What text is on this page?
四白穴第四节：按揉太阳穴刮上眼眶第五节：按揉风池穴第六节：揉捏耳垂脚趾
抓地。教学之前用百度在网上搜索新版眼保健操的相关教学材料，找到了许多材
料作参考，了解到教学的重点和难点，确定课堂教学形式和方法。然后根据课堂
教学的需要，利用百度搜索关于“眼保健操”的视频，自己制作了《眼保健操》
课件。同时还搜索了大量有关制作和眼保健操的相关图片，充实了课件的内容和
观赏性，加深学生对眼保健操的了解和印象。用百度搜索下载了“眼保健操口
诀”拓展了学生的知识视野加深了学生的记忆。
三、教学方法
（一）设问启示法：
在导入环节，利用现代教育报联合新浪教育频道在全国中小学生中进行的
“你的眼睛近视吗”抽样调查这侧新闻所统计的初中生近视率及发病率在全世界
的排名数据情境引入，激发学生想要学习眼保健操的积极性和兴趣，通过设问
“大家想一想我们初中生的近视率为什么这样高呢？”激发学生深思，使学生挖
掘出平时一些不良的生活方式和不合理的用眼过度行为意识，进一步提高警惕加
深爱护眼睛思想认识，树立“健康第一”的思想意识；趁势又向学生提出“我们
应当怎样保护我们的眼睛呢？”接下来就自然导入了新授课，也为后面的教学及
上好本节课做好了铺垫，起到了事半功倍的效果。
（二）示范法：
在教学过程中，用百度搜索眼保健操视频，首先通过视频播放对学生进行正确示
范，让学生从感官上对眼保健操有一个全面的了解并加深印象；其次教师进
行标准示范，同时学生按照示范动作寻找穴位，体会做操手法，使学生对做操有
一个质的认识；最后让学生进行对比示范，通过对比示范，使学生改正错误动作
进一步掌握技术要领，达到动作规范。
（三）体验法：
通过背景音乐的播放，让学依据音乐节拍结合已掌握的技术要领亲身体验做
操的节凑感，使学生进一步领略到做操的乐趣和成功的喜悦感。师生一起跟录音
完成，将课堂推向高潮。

--

» PROBLEM REQUIREMENTS: Output each record precisely as given.

» WRITTEN REPLY:
What text is on this page?
四白穴第四节：按揉太阳穴刮上眼眶第五节：按揉风池穴第六节：揉捏耳垂脚趾
抓地。教学之前用百度在网上搜索新版眼保健操的相关教学材料，找到了许多材
料作参考，了解到教学的重点和难点，确定课堂教学形式和方法。然后根据课堂
教学的需要，利用百度搜索关于“眼保健操”的视频，自己制作了《眼保健操》
课件。同时还搜索了大量有关制作和眼保健操的相关图片，充实了课件的内容和
观赏性，加深学生对眼保健操的了解和印象。用百度搜索下载了“眼保健操口
诀”拓展了学生的知识视野加深了学生的记忆。
三、教学方法
（一）设问启示法：
在导入环节，利用现代教育报联合新浪教育频道在全国中小学生中进行的
“你的眼睛近视吗”抽样调查这侧新闻所统计的初中生近视率及发病率在全世界
的排名数据情境引入，激发学生想要学习眼保健操的积极性和兴趣，通过设问
“大家想一想我们初中生的近视率为什么这样高呢？”激发学生深思，使学生挖
掘出平时一些不良的生活方式和不合理的用眼过度行为意识，进一步提高警惕加
深爱护眼睛思想认识，树立“健康第一”的思想意识；趁势又向学生提出“我们
应当怎样保护我们的眼睛呢？”接下来就自然导入了新授课，也为后面的教学及
上好本节课做好了铺垫，起到了事半功倍的效果。
（二）示范法：
在教学过程中，用百度搜索眼保健操视频，首先通过视频播放对学生进行正确示
范，让学生从感官上对眼保健操有一个全面的了解并加深印象；其次教师进
行标准示范，同时学生按照示范动作寻找穴位，体会做操手法，使学生对做操有
一个质的认识；最后让学生进行对比示范，通过对比示范，使学生改正错误动作
进一步掌握技术要领，达到动作规范。
（三）体验法：
通过背景音乐的播放，让学依据音乐节拍结合已掌握的技术要领亲身体验做
操的节凑感，使学生进一步领略到做操的乐趣和成功的喜悦感。师生一起跟录音
完成，将课堂推向高潮。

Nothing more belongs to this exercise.